-- Start Record extracts --
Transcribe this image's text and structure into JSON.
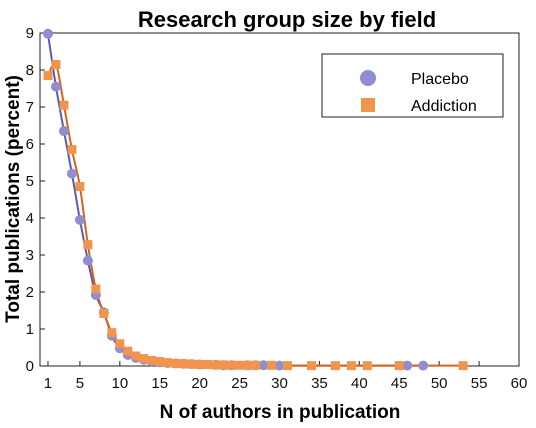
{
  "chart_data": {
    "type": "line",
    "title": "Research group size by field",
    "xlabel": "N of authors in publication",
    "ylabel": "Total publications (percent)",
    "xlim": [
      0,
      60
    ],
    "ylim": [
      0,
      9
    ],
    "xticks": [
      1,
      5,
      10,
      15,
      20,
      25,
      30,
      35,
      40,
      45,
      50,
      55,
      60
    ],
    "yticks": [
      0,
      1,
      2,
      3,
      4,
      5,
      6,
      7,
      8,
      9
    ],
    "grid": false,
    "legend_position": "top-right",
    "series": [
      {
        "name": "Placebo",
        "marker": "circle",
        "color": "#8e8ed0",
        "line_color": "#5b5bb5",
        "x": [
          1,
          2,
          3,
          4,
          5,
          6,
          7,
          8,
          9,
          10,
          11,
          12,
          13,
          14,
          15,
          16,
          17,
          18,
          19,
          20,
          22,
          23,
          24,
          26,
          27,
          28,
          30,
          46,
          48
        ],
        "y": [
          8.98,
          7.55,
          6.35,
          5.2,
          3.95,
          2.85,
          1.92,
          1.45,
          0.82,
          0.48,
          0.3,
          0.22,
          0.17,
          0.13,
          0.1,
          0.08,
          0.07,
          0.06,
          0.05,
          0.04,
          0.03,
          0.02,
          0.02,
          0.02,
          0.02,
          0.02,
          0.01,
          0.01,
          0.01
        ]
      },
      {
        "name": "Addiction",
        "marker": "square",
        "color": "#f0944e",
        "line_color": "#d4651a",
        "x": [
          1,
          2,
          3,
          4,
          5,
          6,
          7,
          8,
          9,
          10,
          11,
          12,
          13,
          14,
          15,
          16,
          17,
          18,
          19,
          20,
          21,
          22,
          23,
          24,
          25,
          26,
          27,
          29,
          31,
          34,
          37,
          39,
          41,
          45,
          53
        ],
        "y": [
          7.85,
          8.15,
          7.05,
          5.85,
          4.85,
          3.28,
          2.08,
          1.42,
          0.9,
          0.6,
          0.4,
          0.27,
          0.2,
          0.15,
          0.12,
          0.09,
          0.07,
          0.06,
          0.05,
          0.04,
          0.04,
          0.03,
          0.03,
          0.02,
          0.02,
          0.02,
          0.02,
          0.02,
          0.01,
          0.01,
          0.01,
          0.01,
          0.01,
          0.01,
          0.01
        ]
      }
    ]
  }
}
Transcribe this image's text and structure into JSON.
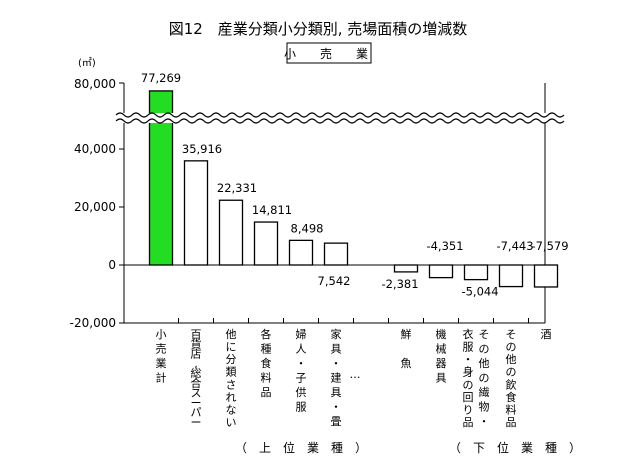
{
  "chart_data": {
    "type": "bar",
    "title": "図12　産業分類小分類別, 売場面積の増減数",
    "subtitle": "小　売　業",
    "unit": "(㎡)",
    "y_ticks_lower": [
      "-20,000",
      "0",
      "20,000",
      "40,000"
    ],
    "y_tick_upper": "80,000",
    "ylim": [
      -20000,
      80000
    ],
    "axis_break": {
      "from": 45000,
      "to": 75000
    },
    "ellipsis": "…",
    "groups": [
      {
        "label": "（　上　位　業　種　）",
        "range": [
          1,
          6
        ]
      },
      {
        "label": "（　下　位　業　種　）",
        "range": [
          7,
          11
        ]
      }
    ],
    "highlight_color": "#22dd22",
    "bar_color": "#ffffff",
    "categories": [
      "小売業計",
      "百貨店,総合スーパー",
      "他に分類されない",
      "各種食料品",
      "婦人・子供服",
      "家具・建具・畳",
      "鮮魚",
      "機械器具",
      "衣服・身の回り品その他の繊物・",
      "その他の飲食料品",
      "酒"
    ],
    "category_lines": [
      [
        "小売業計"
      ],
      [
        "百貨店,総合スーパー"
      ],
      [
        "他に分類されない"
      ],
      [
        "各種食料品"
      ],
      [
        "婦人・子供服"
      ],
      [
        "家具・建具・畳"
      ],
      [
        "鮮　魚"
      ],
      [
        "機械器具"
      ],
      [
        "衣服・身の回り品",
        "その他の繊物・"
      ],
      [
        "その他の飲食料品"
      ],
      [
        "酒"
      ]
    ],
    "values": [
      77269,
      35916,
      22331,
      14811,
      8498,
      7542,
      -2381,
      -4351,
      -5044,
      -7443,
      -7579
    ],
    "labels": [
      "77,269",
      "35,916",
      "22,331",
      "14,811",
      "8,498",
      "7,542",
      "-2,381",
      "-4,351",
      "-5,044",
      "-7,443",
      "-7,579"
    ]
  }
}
-- End Record extracts --
** Task requirements **
Each line of the data should be quoted exactly, with pictures left out.

** Response below **
Transcribe this image's text and structure into JSON.
{
  "chart_data": {
    "type": "line",
    "title": "Research group size by field",
    "xlabel": "N of authors in publication",
    "ylabel": "Total publications (percent)",
    "xlim": [
      0,
      60
    ],
    "ylim": [
      0,
      9
    ],
    "xticks": [
      1,
      5,
      10,
      15,
      20,
      25,
      30,
      35,
      40,
      45,
      50,
      55,
      60
    ],
    "yticks": [
      0,
      1,
      2,
      3,
      4,
      5,
      6,
      7,
      8,
      9
    ],
    "grid": false,
    "legend_position": "top-right",
    "series": [
      {
        "name": "Placebo",
        "marker": "circle",
        "color": "#8e8ed0",
        "line_color": "#5b5bb5",
        "x": [
          1,
          2,
          3,
          4,
          5,
          6,
          7,
          8,
          9,
          10,
          11,
          12,
          13,
          14,
          15,
          16,
          17,
          18,
          19,
          20,
          22,
          23,
          24,
          26,
          27,
          28,
          30,
          46,
          48
        ],
        "y": [
          8.98,
          7.55,
          6.35,
          5.2,
          3.95,
          2.85,
          1.92,
          1.45,
          0.82,
          0.48,
          0.3,
          0.22,
          0.17,
          0.13,
          0.1,
          0.08,
          0.07,
          0.06,
          0.05,
          0.04,
          0.03,
          0.02,
          0.02,
          0.02,
          0.02,
          0.02,
          0.01,
          0.01,
          0.01
        ]
      },
      {
        "name": "Addiction",
        "marker": "square",
        "color": "#f0944e",
        "line_color": "#d4651a",
        "x": [
          1,
          2,
          3,
          4,
          5,
          6,
          7,
          8,
          9,
          10,
          11,
          12,
          13,
          14,
          15,
          16,
          17,
          18,
          19,
          20,
          21,
          22,
          23,
          24,
          25,
          26,
          27,
          29,
          31,
          34,
          37,
          39,
          41,
          45,
          53
        ],
        "y": [
          7.85,
          8.15,
          7.05,
          5.85,
          4.85,
          3.28,
          2.08,
          1.42,
          0.9,
          0.6,
          0.4,
          0.27,
          0.2,
          0.15,
          0.12,
          0.09,
          0.07,
          0.06,
          0.05,
          0.04,
          0.04,
          0.03,
          0.03,
          0.02,
          0.02,
          0.02,
          0.02,
          0.02,
          0.01,
          0.01,
          0.01,
          0.01,
          0.01,
          0.01,
          0.01
        ]
      }
    ]
  }
}
Transcribe this image's text and structure into JSON.
{
  "chart_data": {
    "type": "bar",
    "title": "図12　産業分類小分類別, 売場面積の増減数",
    "subtitle": "小　売　業",
    "unit": "(㎡)",
    "y_ticks_lower": [
      "-20,000",
      "0",
      "20,000",
      "40,000"
    ],
    "y_tick_upper": "80,000",
    "ylim": [
      -20000,
      80000
    ],
    "axis_break": {
      "from": 45000,
      "to": 75000
    },
    "ellipsis": "…",
    "groups": [
      {
        "label": "（　上　位　業　種　）",
        "range": [
          1,
          6
        ]
      },
      {
        "label": "（　下　位　業　種　）",
        "range": [
          7,
          11
        ]
      }
    ],
    "highlight_color": "#22dd22",
    "bar_color": "#ffffff",
    "categories": [
      "小売業計",
      "百貨店,総合スーパー",
      "他に分類されない",
      "各種食料品",
      "婦人・子供服",
      "家具・建具・畳",
      "鮮魚",
      "機械器具",
      "衣服・身の回り品その他の繊物・",
      "その他の飲食料品",
      "酒"
    ],
    "category_lines": [
      [
        "小売業計"
      ],
      [
        "百貨店,総合スーパー"
      ],
      [
        "他に分類されない"
      ],
      [
        "各種食料品"
      ],
      [
        "婦人・子供服"
      ],
      [
        "家具・建具・畳"
      ],
      [
        "鮮　魚"
      ],
      [
        "機械器具"
      ],
      [
        "衣服・身の回り品",
        "その他の繊物・"
      ],
      [
        "その他の飲食料品"
      ],
      [
        "酒"
      ]
    ],
    "values": [
      77269,
      35916,
      22331,
      14811,
      8498,
      7542,
      -2381,
      -4351,
      -5044,
      -7443,
      -7579
    ],
    "labels": [
      "77,269",
      "35,916",
      "22,331",
      "14,811",
      "8,498",
      "7,542",
      "-2,381",
      "-4,351",
      "-5,044",
      "-7,443",
      "-7,579"
    ]
  }
}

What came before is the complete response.